**Stated problem**
Repeat the records below exactly, leaving out every picture.

**Input rows**
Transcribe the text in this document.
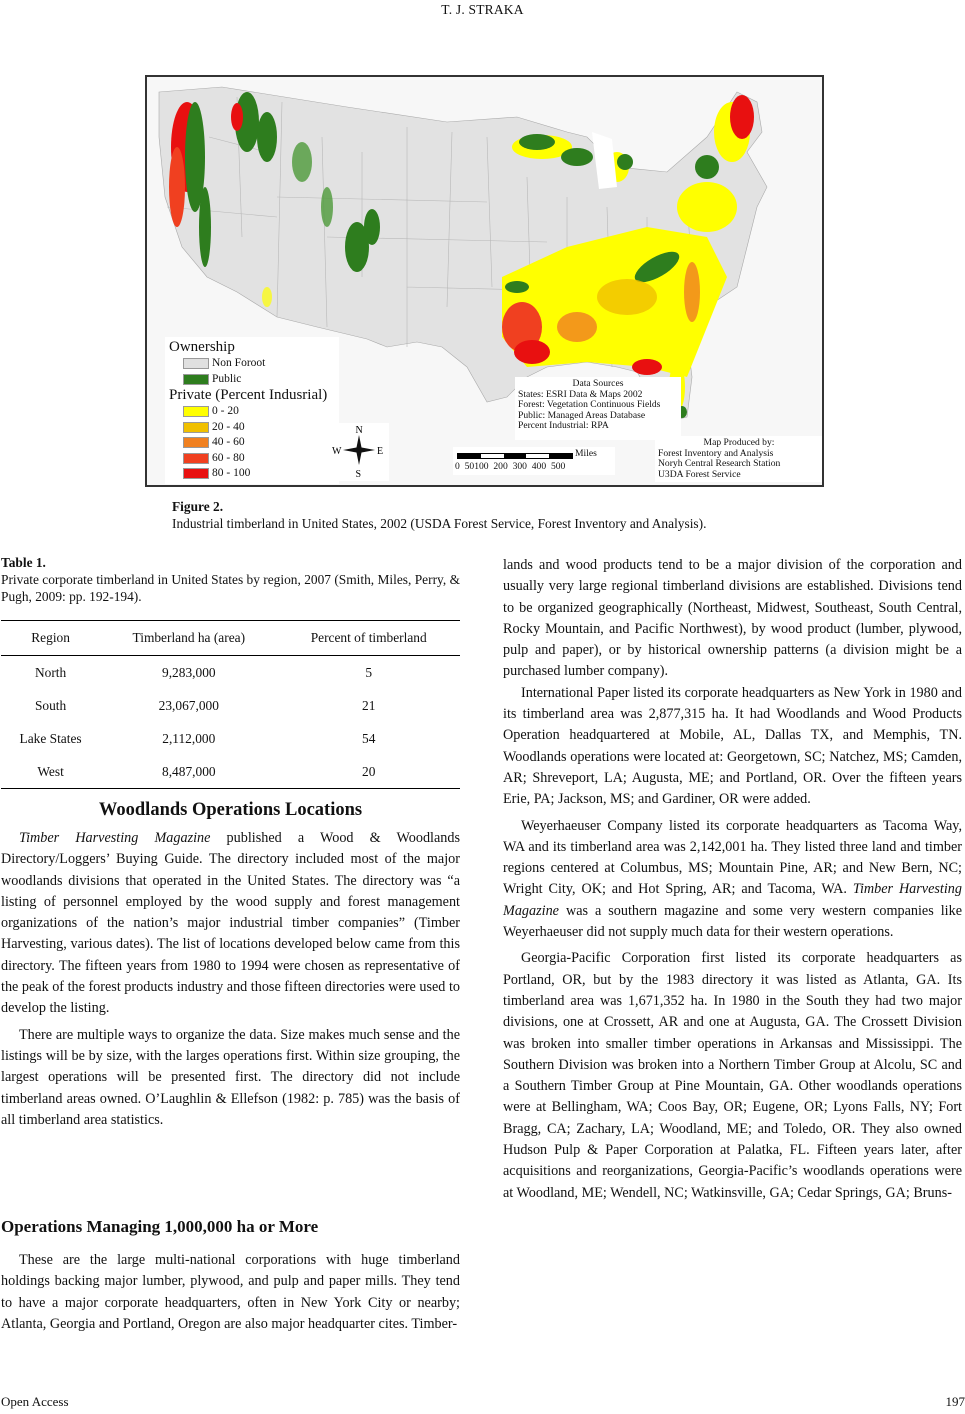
T. J. STRAKA
Ownership
Non Foroot
Public
Private (Percent Indusrial)
0 - 20
20 - 40
40 - 60
60 - 80
80 - 100
N
S
E
W	Miles
0  50100  200  300  400  500
Data Sources
States: ESRI Data & Maps 2002
Forest: Vegetation Continuous Fields
Public: Managed Areas Database
Percent Industrial: RPA
Map Produced by:
Forest Inventory and Analysis
Noryh Central Research Station
U3DA Forest Service
Figure 2.
Industrial timberland in United States, 2002 (USDA Forest Service, Forest Inventory and Analysis).
Table 1.
Private corporate timberland in United States by region, 2007 (Smith, Miles, Perry, & Pugh, 2009: pp. 192-194).
Region	Timberland ha (area)	Percent of timberland
North	9,283,000	5
South	23,067,000	21
Lake States	2,112,000	54
West	8,487,000	20
Woodlands Operations Locations

Timber Harvesting Magazine published a Wood & Woodlands Directory/Loggers’ Buying Guide. The directory included most of the major woodlands divisions that operated in the United States. The directory was “a listing of personnel employed by the wood supply and forest management organizations of the nation’s major industrial timber companies” (Timber Harvesting, various dates). The list of locations developed below came from this directory. The fifteen years from 1980 to 1994 were chosen as representative of the peak of the forest products industry and those fifteen directories were used to develop the listing.

There are multiple ways to organize the data. Size makes much sense and the listings will be by size, with the larges operations first. Within size grouping, the largest operations will be presented first. The directory did not include timberland areas owned. O’Laughlin & Ellefson (1982: p. 785) was the basis of all timberland area statistics.

Operations Managing 1,000,000 ha or More

These are the large multi-national corporations with huge timberland holdings backing major lumber, plywood, and pulp and paper mills. They tend to have a major corporate headquarters, often in New York City or nearby; Atlanta, Georgia and Portland, Oregon are also major headquarter cites. Timber-

lands and wood products tend to be a major division of the corporation and usually very large regional timberland divisions are established. Divisions tend to be organized geographically (Northeast, Midwest, Southeast, South Central, Rocky Mountain, and Pacific Northwest), by wood product (lumber, plywood, pulp and paper), or by historical ownership patterns (a division might be a purchased lumber company).

International Paper listed its corporate headquarters as New York in 1980 and its timberland area was 2,877,315 ha. It had Woodlands and Wood Products Operation headquartered at Mobile, AL, Dallas TX, and Memphis, TN. Woodlands operations were located at: Georgetown, SC; Natchez, MS; Camden, AR; Shreveport, LA; Augusta, ME; and Portland, OR. Over the fifteen years Erie, PA; Jackson, MS; and Gardiner, OR were added.

Weyerhaeuser Company listed its corporate headquarters as Tacoma Way, WA and its timberland area was 2,142,001 ha. They listed three land and timber regions centered at Columbus, MS; Mountain Pine, AR; and New Bern, NC; Wright City, OK; and Hot Spring, AR; and Tacoma, WA. Timber Harvesting Magazine was a southern magazine and some very western companies like Weyerhaeuser did not supply much data for their western operations.

Georgia-Pacific Corporation first listed its corporate headquarters as Portland, OR, but by the 1983 directory it was listed as Atlanta, GA. Its timberland area was 1,671,352 ha. In 1980 in the South they had two major divisions, one at Crossett, AR and one at Augusta, GA. The Crossett Division was broken into smaller timber operations in Arkansas and Mississippi. The Southern Division was broken into a Northern Timber Group at Alcolu, SC and a Southern Timber Group at Pine Mountain, GA. Other woodlands operations were at Bellingham, WA; Coos Bay, OR; Eugene, OR; Lyons Falls, NY; Fort Bragg, CA; Zachary, LA; Woodland, ME; and Toledo, OR. They also owned Hudson Pulp & Paper Corporation at Palatka, FL. Fifteen years later, after acquisitions and reorganizations, Georgia-Pacific’s woodlands operations were at Woodland, ME; Wendell, NC; Watkinsville, GA; Cedar Springs, GA; Bruns-

Open Access	197
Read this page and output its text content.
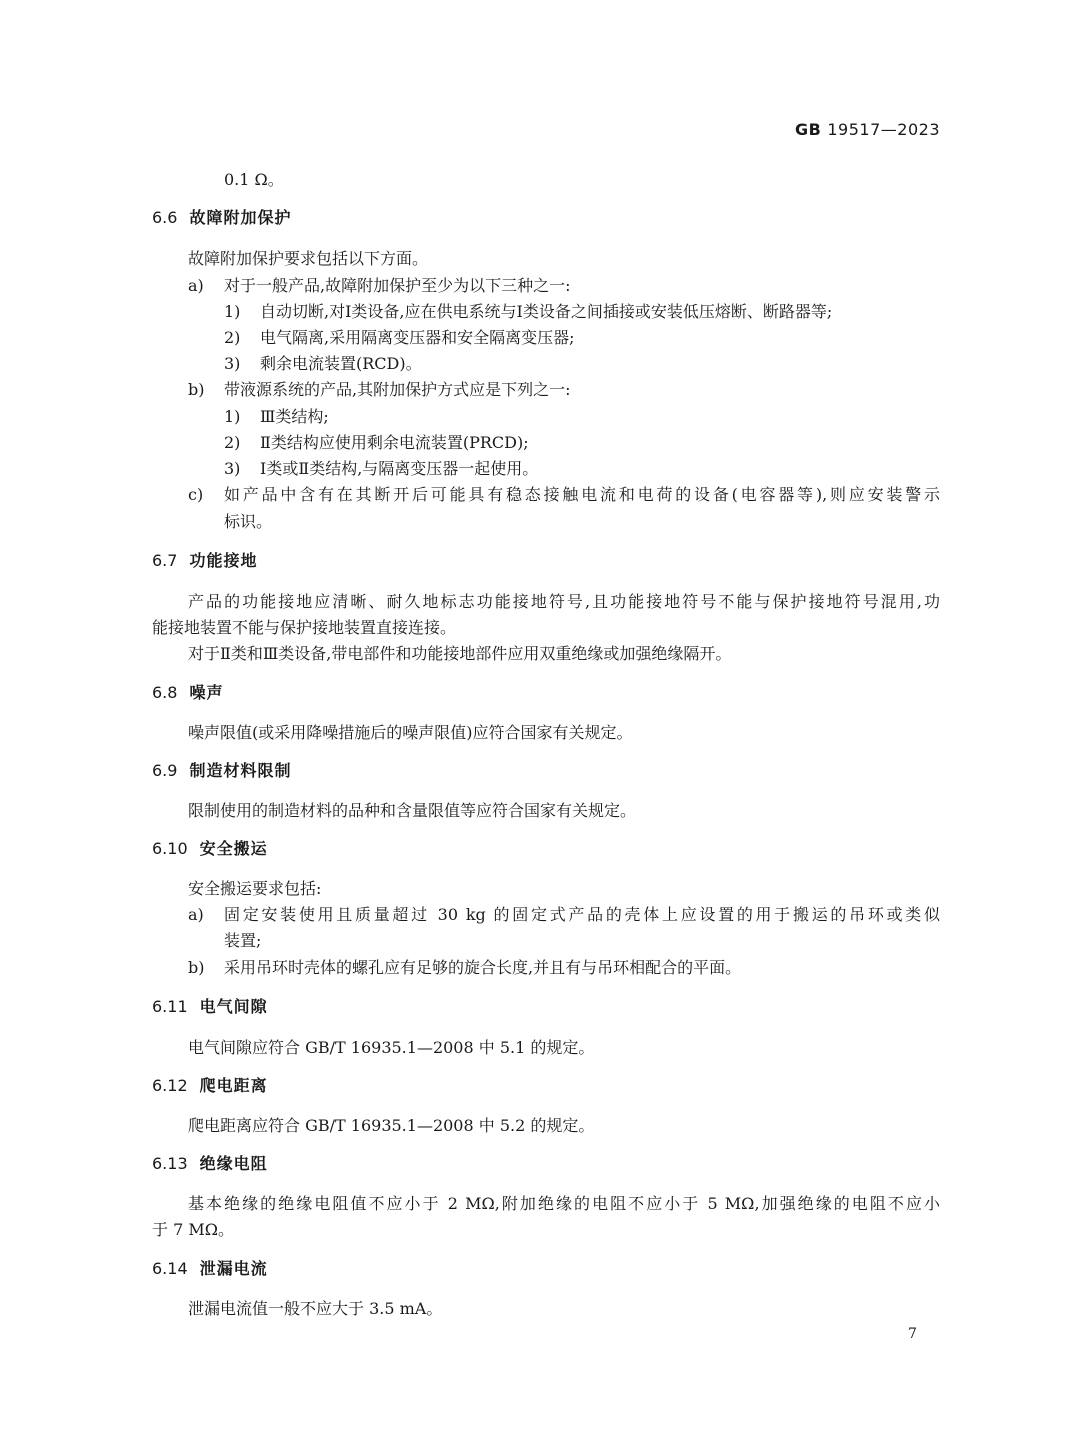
GB 19517—2023
0.1 Ω。
6.6 故障附加保护
故障附加保护要求包括以下方面。
a) 对于一般产品,故障附加保护至少为以下三种之一:
1) 自动切断,对Ⅰ类设备,应在供电系统与Ⅰ类设备之间插接或安装低压熔断、断路器等;
2) 电气隔离,采用隔离变压器和安全隔离变压器;
3) 剩余电流装置(RCD)。
b) 带液源系统的产品,其附加保护方式应是下列之一:
1) Ⅲ类结构;
2) Ⅱ类结构应使用剩余电流装置(PRCD);
3) Ⅰ类或Ⅱ类结构,与隔离变压器一起使用。
c) 如产品中含有在其断开后可能具有稳态接触电流和电荷的设备(电容器等),则应安装警示
标识。
6.7 功能接地
产品的功能接地应清晰、耐久地标志功能接地符号,且功能接地符号不能与保护接地符号混用,功
能接地装置不能与保护接地装置直接连接。
对于Ⅱ类和Ⅲ类设备,带电部件和功能接地部件应用双重绝缘或加强绝缘隔开。
6.8 噪声
噪声限值(或采用降噪措施后的噪声限值)应符合国家有关规定。
6.9 制造材料限制
限制使用的制造材料的品种和含量限值等应符合国家有关规定。
6.10 安全搬运
安全搬运要求包括:
a) 固定安装使用且质量超过 30 kg 的固定式产品的壳体上应设置的用于搬运的吊环或类似
装置;
b) 采用吊环时壳体的螺孔应有足够的旋合长度,并且有与吊环相配合的平面。
6.11 电气间隙
电气间隙应符合 GB/T 16935.1—2008 中 5.1 的规定。
6.12 爬电距离
爬电距离应符合 GB/T 16935.1—2008 中 5.2 的规定。
6.13 绝缘电阻
基本绝缘的绝缘电阻值不应小于 2 MΩ,附加绝缘的电阻不应小于 5 MΩ,加强绝缘的电阻不应小
于 7 MΩ。
6.14 泄漏电流
泄漏电流值一般不应大于 3.5 mA。
7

**Written reply**
Transcribe the text in this document.
T. J. STRAKA
Ownership
Non Foroot
Public
Private (Percent Indusrial)
0 - 20
20 - 40
40 - 60
60 - 80
80 - 100
N
S
E
W	Miles
0  50100  200  300  400  500
Data Sources
States: ESRI Data & Maps 2002
Forest: Vegetation Continuous Fields
Public: Managed Areas Database
Percent Industrial: RPA
Map Produced by:
Forest Inventory and Analysis
Noryh Central Research Station
U3DA Forest Service
Figure 2.
Industrial timberland in United States, 2002 (USDA Forest Service, Forest Inventory and Analysis).
Table 1.
Private corporate timberland in United States by region, 2007 (Smith, Miles, Perry, & Pugh, 2009: pp. 192-194).
Region	Timberland ha (area)	Percent of timberland
North	9,283,000	5
South	23,067,000	21
Lake States	2,112,000	54
West	8,487,000	20
Woodlands Operations Locations

Timber Harvesting Magazine published a Wood & Woodlands Directory/Loggers’ Buying Guide. The directory included most of the major woodlands divisions that operated in the United States. The directory was “a listing of personnel employed by the wood supply and forest management organizations of the nation’s major industrial timber companies” (Timber Harvesting, various dates). The list of locations developed below came from this directory. The fifteen years from 1980 to 1994 were chosen as representative of the peak of the forest products industry and those fifteen directories were used to develop the listing.

There are multiple ways to organize the data. Size makes much sense and the listings will be by size, with the larges operations first. Within size grouping, the largest operations will be presented first. The directory did not include timberland areas owned. O’Laughlin & Ellefson (1982: p. 785) was the basis of all timberland area statistics.

Operations Managing 1,000,000 ha or More

These are the large multi-national corporations with huge timberland holdings backing major lumber, plywood, and pulp and paper mills. They tend to have a major corporate headquarters, often in New York City or nearby; Atlanta, Georgia and Portland, Oregon are also major headquarter cites. Timber-

lands and wood products tend to be a major division of the corporation and usually very large regional timberland divisions are established. Divisions tend to be organized geographically (Northeast, Midwest, Southeast, South Central, Rocky Mountain, and Pacific Northwest), by wood product (lumber, plywood, pulp and paper), or by historical ownership patterns (a division might be a purchased lumber company).

International Paper listed its corporate headquarters as New York in 1980 and its timberland area was 2,877,315 ha. It had Woodlands and Wood Products Operation headquartered at Mobile, AL, Dallas TX, and Memphis, TN. Woodlands operations were located at: Georgetown, SC; Natchez, MS; Camden, AR; Shreveport, LA; Augusta, ME; and Portland, OR. Over the fifteen years Erie, PA; Jackson, MS; and Gardiner, OR were added.

Weyerhaeuser Company listed its corporate headquarters as Tacoma Way, WA and its timberland area was 2,142,001 ha. They listed three land and timber regions centered at Columbus, MS; Mountain Pine, AR; and New Bern, NC; Wright City, OK; and Hot Spring, AR; and Tacoma, WA. Timber Harvesting Magazine was a southern magazine and some very western companies like Weyerhaeuser did not supply much data for their western operations.

Georgia-Pacific Corporation first listed its corporate headquarters as Portland, OR, but by the 1983 directory it was listed as Atlanta, GA. Its timberland area was 1,671,352 ha. In 1980 in the South they had two major divisions, one at Crossett, AR and one at Augusta, GA. The Crossett Division was broken into smaller timber operations in Arkansas and Mississippi. The Southern Division was broken into a Northern Timber Group at Alcolu, SC and a Southern Timber Group at Pine Mountain, GA. Other woodlands operations were at Bellingham, WA; Coos Bay, OR; Eugene, OR; Lyons Falls, NY; Fort Bragg, CA; Zachary, LA; Woodland, ME; and Toledo, OR. They also owned Hudson Pulp & Paper Corporation at Palatka, FL. Fifteen years later, after acquisitions and reorganizations, Georgia-Pacific’s woodlands operations were at Woodland, ME; Wendell, NC; Watkinsville, GA; Cedar Springs, GA; Bruns-

Open Access	197
Read this page and output its text content.
GB 19517—2023
0.1 Ω。
6.6 故障附加保护
故障附加保护要求包括以下方面。
a) 对于一般产品,故障附加保护至少为以下三种之一:
1) 自动切断,对Ⅰ类设备,应在供电系统与Ⅰ类设备之间插接或安装低压熔断、断路器等;
2) 电气隔离,采用隔离变压器和安全隔离变压器;
3) 剩余电流装置(RCD)。
b) 带液源系统的产品,其附加保护方式应是下列之一:
1) Ⅲ类结构;
2) Ⅱ类结构应使用剩余电流装置(PRCD);
3) Ⅰ类或Ⅱ类结构,与隔离变压器一起使用。
c) 如产品中含有在其断开后可能具有稳态接触电流和电荷的设备(电容器等),则应安装警示
标识。
6.7 功能接地
产品的功能接地应清晰、耐久地标志功能接地符号,且功能接地符号不能与保护接地符号混用,功
能接地装置不能与保护接地装置直接连接。
对于Ⅱ类和Ⅲ类设备,带电部件和功能接地部件应用双重绝缘或加强绝缘隔开。
6.8 噪声
噪声限值(或采用降噪措施后的噪声限值)应符合国家有关规定。
6.9 制造材料限制
限制使用的制造材料的品种和含量限值等应符合国家有关规定。
6.10 安全搬运
安全搬运要求包括:
a) 固定安装使用且质量超过 30 kg 的固定式产品的壳体上应设置的用于搬运的吊环或类似
装置;
b) 采用吊环时壳体的螺孔应有足够的旋合长度,并且有与吊环相配合的平面。
6.11 电气间隙
电气间隙应符合 GB/T 16935.1—2008 中 5.1 的规定。
6.12 爬电距离
爬电距离应符合 GB/T 16935.1—2008 中 5.2 的规定。
6.13 绝缘电阻
基本绝缘的绝缘电阻值不应小于 2 MΩ,附加绝缘的电阻不应小于 5 MΩ,加强绝缘的电阻不应小
于 7 MΩ。
6.14 泄漏电流
泄漏电流值一般不应大于 3.5 mA。
7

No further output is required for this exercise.